### EXERCISE REQUIREMENTS
Pick out all lines with the word "this" from the records that follow.

### Dataset entries on figures
***

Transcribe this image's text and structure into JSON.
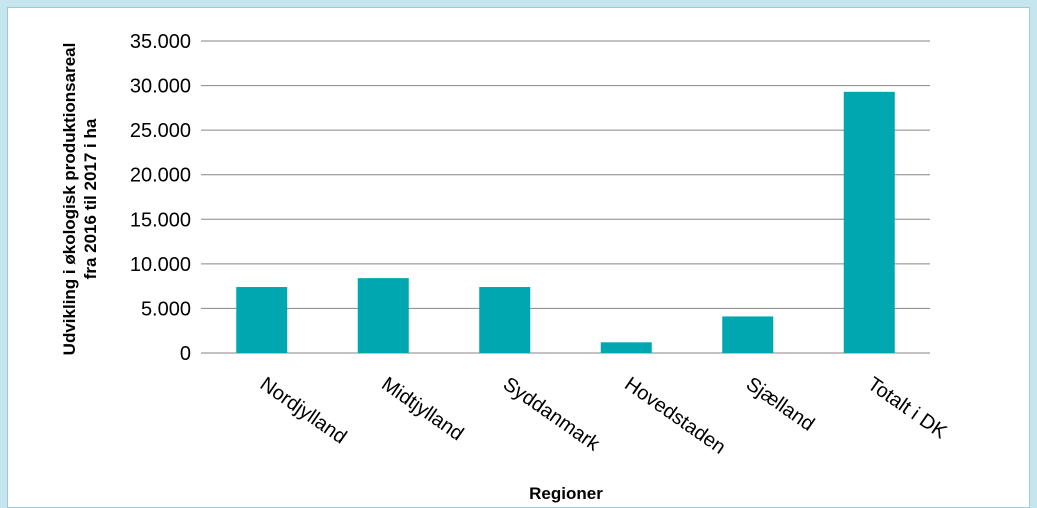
{
  "chart_data": {
    "type": "bar",
    "title": "",
    "xlabel": "Regioner",
    "ylabel_lines": [
      "Udvikling i økologisk produktionsareal",
      "fra 2016 til 2017 i ha"
    ],
    "categories": [
      "Nordjylland",
      "Midtjylland",
      "Syddanmark",
      "Hovedstaden",
      "Sjælland",
      "Totalt i DK"
    ],
    "values": [
      7400,
      8400,
      7400,
      1200,
      4100,
      29300
    ],
    "ylim": [
      0,
      35000
    ],
    "yticks": [
      0,
      5000,
      10000,
      15000,
      20000,
      25000,
      30000,
      35000
    ],
    "ytick_labels": [
      "0",
      "5.000",
      "10.000",
      "15.000",
      "20.000",
      "25.000",
      "30.000",
      "35.000"
    ],
    "grid": true,
    "legend": "none",
    "colors": {
      "bar": "#00a7b1",
      "grid": "#868686",
      "frame_background": "#c5e6ee"
    }
  }
}
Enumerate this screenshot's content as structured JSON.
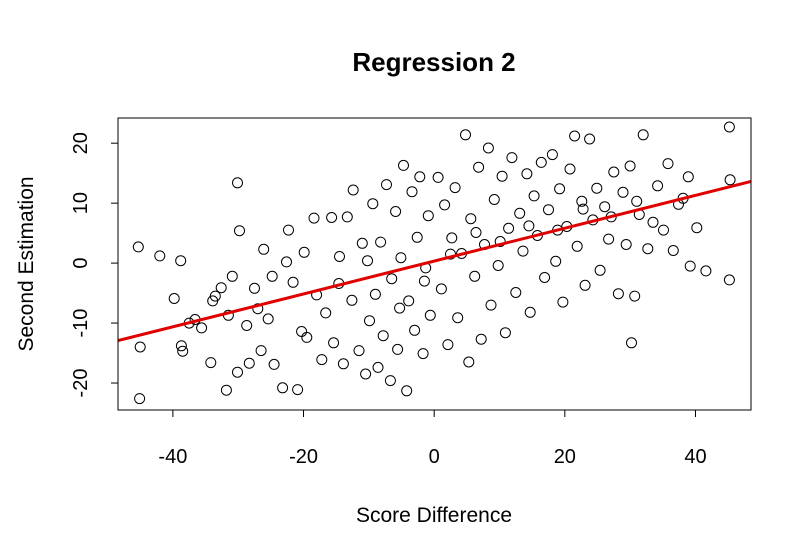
{
  "chart_data": {
    "type": "scatter",
    "title": "Regression 2",
    "xlabel": "Score Difference",
    "ylabel": "Second Estimation",
    "xlim": [
      -48.4,
      48.5
    ],
    "ylim": [
      -24.5,
      24.2
    ],
    "xticks": [
      -40,
      -20,
      0,
      20,
      40
    ],
    "yticks": [
      -20,
      -10,
      0,
      10,
      20
    ],
    "grid": false,
    "legend": "none",
    "point_style": "open-circle",
    "point_color": "#000000",
    "regression_line": {
      "color": "#e00000",
      "intercept": 0.33,
      "slope": 0.274
    },
    "points": [
      [
        -45.3,
        2.7
      ],
      [
        -45.0,
        -14.0
      ],
      [
        -45.1,
        -22.6
      ],
      [
        -42.0,
        1.2
      ],
      [
        -39.8,
        -5.9
      ],
      [
        -38.8,
        0.4
      ],
      [
        -38.5,
        -14.7
      ],
      [
        -38.7,
        -13.8
      ],
      [
        -37.5,
        -10.0
      ],
      [
        -36.6,
        -9.4
      ],
      [
        -35.6,
        -10.8
      ],
      [
        -34.2,
        -16.6
      ],
      [
        -33.5,
        -5.5
      ],
      [
        -32.6,
        -4.1
      ],
      [
        -31.5,
        -8.7
      ],
      [
        -31.8,
        -21.2
      ],
      [
        -30.1,
        -18.2
      ],
      [
        -30.1,
        13.4
      ],
      [
        -29.8,
        5.4
      ],
      [
        -28.7,
        -10.4
      ],
      [
        -28.3,
        -16.7
      ],
      [
        -27.5,
        -4.2
      ],
      [
        -26.5,
        -14.6
      ],
      [
        -26.1,
        2.3
      ],
      [
        -25.4,
        -9.3
      ],
      [
        -24.8,
        -2.2
      ],
      [
        -24.5,
        -16.9
      ],
      [
        -23.2,
        -20.8
      ],
      [
        -22.3,
        5.5
      ],
      [
        -21.6,
        -3.2
      ],
      [
        -20.9,
        -21.1
      ],
      [
        -20.3,
        -11.4
      ],
      [
        -19.9,
        1.8
      ],
      [
        -19.5,
        -12.4
      ],
      [
        -18.4,
        7.5
      ],
      [
        -17.2,
        -16.1
      ],
      [
        -16.6,
        -8.3
      ],
      [
        -15.7,
        7.6
      ],
      [
        -15.4,
        -13.3
      ],
      [
        -14.5,
        1.1
      ],
      [
        -13.9,
        -16.8
      ],
      [
        -13.3,
        7.7
      ],
      [
        -12.6,
        -6.2
      ],
      [
        -12.4,
        12.2
      ],
      [
        -11.5,
        -14.6
      ],
      [
        -11.0,
        3.3
      ],
      [
        -10.5,
        -18.5
      ],
      [
        -10.2,
        0.4
      ],
      [
        -9.9,
        -9.6
      ],
      [
        -9.4,
        9.9
      ],
      [
        -8.6,
        -17.4
      ],
      [
        -8.2,
        3.5
      ],
      [
        -7.8,
        -12.1
      ],
      [
        -7.3,
        13.1
      ],
      [
        -6.7,
        -19.6
      ],
      [
        -6.5,
        -2.6
      ],
      [
        -5.9,
        8.6
      ],
      [
        -5.6,
        -14.4
      ],
      [
        -5.1,
        0.9
      ],
      [
        -4.7,
        16.3
      ],
      [
        -4.2,
        -21.3
      ],
      [
        -3.9,
        -6.3
      ],
      [
        -3.4,
        11.9
      ],
      [
        -3.0,
        -11.2
      ],
      [
        -2.6,
        4.3
      ],
      [
        -2.2,
        14.4
      ],
      [
        -1.7,
        -15.1
      ],
      [
        -1.3,
        -0.8
      ],
      [
        -0.9,
        7.9
      ],
      [
        -0.6,
        -8.7
      ],
      [
        0.6,
        14.3
      ],
      [
        1.1,
        -4.3
      ],
      [
        1.6,
        9.7
      ],
      [
        2.1,
        -13.6
      ],
      [
        2.7,
        4.2
      ],
      [
        3.2,
        12.6
      ],
      [
        3.6,
        -9.1
      ],
      [
        4.2,
        1.6
      ],
      [
        4.8,
        21.4
      ],
      [
        5.3,
        -16.5
      ],
      [
        5.6,
        7.4
      ],
      [
        6.2,
        -2.2
      ],
      [
        6.8,
        16.0
      ],
      [
        7.2,
        -12.7
      ],
      [
        7.7,
        3.1
      ],
      [
        8.3,
        19.2
      ],
      [
        8.7,
        -7.0
      ],
      [
        9.2,
        10.6
      ],
      [
        9.8,
        -0.4
      ],
      [
        10.4,
        14.5
      ],
      [
        10.9,
        -11.6
      ],
      [
        11.4,
        5.8
      ],
      [
        11.9,
        17.6
      ],
      [
        12.5,
        -4.9
      ],
      [
        13.1,
        8.3
      ],
      [
        13.6,
        2.0
      ],
      [
        14.2,
        14.9
      ],
      [
        14.7,
        -8.2
      ],
      [
        15.3,
        11.2
      ],
      [
        15.8,
        4.6
      ],
      [
        16.4,
        16.8
      ],
      [
        16.9,
        -2.4
      ],
      [
        17.5,
        8.9
      ],
      [
        18.1,
        18.1
      ],
      [
        18.6,
        0.3
      ],
      [
        19.2,
        12.4
      ],
      [
        19.7,
        -6.5
      ],
      [
        20.3,
        6.1
      ],
      [
        20.8,
        15.7
      ],
      [
        21.5,
        21.2
      ],
      [
        21.9,
        2.8
      ],
      [
        22.6,
        10.3
      ],
      [
        23.1,
        -3.7
      ],
      [
        23.8,
        20.7
      ],
      [
        24.3,
        7.2
      ],
      [
        24.9,
        12.5
      ],
      [
        25.4,
        -1.2
      ],
      [
        26.1,
        9.4
      ],
      [
        26.7,
        4.0
      ],
      [
        27.5,
        15.2
      ],
      [
        28.2,
        -5.1
      ],
      [
        28.9,
        11.8
      ],
      [
        29.4,
        3.1
      ],
      [
        30.0,
        16.2
      ],
      [
        30.2,
        -13.3
      ],
      [
        30.7,
        -5.5
      ],
      [
        31.4,
        8.1
      ],
      [
        32.0,
        21.4
      ],
      [
        32.7,
        2.4
      ],
      [
        33.5,
        6.8
      ],
      [
        34.2,
        12.9
      ],
      [
        35.1,
        5.5
      ],
      [
        35.8,
        16.6
      ],
      [
        36.6,
        2.1
      ],
      [
        37.4,
        9.8
      ],
      [
        38.1,
        10.8
      ],
      [
        38.9,
        14.4
      ],
      [
        39.2,
        -0.5
      ],
      [
        40.2,
        5.9
      ],
      [
        41.6,
        -1.3
      ],
      [
        45.2,
        22.7
      ],
      [
        45.3,
        13.9
      ],
      [
        45.2,
        -2.8
      ],
      [
        -33.9,
        -6.3
      ],
      [
        -30.9,
        -2.2
      ],
      [
        -27.0,
        -7.6
      ],
      [
        -22.6,
        0.2
      ],
      [
        -18.0,
        -5.3
      ],
      [
        -14.6,
        -3.4
      ],
      [
        -9.0,
        -5.2
      ],
      [
        -5.3,
        -7.5
      ],
      [
        -1.5,
        -3.0
      ],
      [
        2.5,
        1.5
      ],
      [
        6.4,
        5.1
      ],
      [
        10.1,
        3.6
      ],
      [
        14.5,
        6.2
      ],
      [
        18.9,
        5.5
      ],
      [
        22.8,
        9.0
      ],
      [
        27.1,
        7.7
      ],
      [
        31.0,
        10.3
      ]
    ]
  }
}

***

### THE SOLUTION
Transcribe this image's text and structure into JSON.
Enumerate this screenshot's content as structured JSON.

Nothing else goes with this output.